## Extracted records

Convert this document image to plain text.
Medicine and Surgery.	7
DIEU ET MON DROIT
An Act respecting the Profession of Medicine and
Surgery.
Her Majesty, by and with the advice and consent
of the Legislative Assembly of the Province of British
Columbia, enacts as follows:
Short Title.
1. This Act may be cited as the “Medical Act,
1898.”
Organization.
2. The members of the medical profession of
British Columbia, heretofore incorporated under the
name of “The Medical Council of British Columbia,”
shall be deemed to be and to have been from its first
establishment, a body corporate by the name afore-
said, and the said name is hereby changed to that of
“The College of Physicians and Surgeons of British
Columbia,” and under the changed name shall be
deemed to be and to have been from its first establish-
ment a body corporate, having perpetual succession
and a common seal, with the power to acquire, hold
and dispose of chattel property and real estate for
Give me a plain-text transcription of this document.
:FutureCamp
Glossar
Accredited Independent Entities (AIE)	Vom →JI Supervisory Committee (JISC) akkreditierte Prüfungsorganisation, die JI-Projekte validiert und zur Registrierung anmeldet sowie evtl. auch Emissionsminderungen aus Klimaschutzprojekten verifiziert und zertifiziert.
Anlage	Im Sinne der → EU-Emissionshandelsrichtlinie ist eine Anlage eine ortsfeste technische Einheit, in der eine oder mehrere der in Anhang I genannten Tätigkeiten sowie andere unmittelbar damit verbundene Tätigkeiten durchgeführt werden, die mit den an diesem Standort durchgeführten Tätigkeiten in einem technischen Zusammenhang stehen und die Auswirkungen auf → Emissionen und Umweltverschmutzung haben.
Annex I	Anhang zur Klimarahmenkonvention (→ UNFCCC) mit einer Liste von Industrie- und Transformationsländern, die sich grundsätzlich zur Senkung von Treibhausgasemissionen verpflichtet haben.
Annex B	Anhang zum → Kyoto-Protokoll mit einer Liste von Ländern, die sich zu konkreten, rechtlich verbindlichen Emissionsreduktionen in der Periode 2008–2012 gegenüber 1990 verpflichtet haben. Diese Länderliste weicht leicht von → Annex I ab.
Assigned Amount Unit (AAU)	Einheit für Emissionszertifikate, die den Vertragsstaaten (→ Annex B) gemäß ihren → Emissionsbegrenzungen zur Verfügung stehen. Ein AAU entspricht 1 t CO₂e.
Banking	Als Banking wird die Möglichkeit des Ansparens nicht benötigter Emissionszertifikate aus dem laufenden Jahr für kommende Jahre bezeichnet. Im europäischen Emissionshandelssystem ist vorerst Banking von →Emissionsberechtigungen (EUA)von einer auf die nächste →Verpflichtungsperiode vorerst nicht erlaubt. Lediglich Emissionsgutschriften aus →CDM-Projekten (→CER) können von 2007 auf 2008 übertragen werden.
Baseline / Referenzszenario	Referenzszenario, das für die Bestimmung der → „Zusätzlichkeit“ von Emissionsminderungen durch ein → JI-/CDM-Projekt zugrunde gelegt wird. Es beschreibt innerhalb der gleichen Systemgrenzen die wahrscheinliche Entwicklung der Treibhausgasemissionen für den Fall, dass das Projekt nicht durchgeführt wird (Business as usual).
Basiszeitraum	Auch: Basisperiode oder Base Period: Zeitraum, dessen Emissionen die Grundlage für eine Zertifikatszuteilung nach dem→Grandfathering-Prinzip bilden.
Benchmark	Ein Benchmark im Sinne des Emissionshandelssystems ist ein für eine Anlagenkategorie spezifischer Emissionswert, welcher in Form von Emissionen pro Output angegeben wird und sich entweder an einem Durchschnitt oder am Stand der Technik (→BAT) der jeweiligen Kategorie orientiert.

## REQUEST
Above are some records. Count the lines among them with the word "einem", and answer with the number only.

## RIGHT ANSWER
2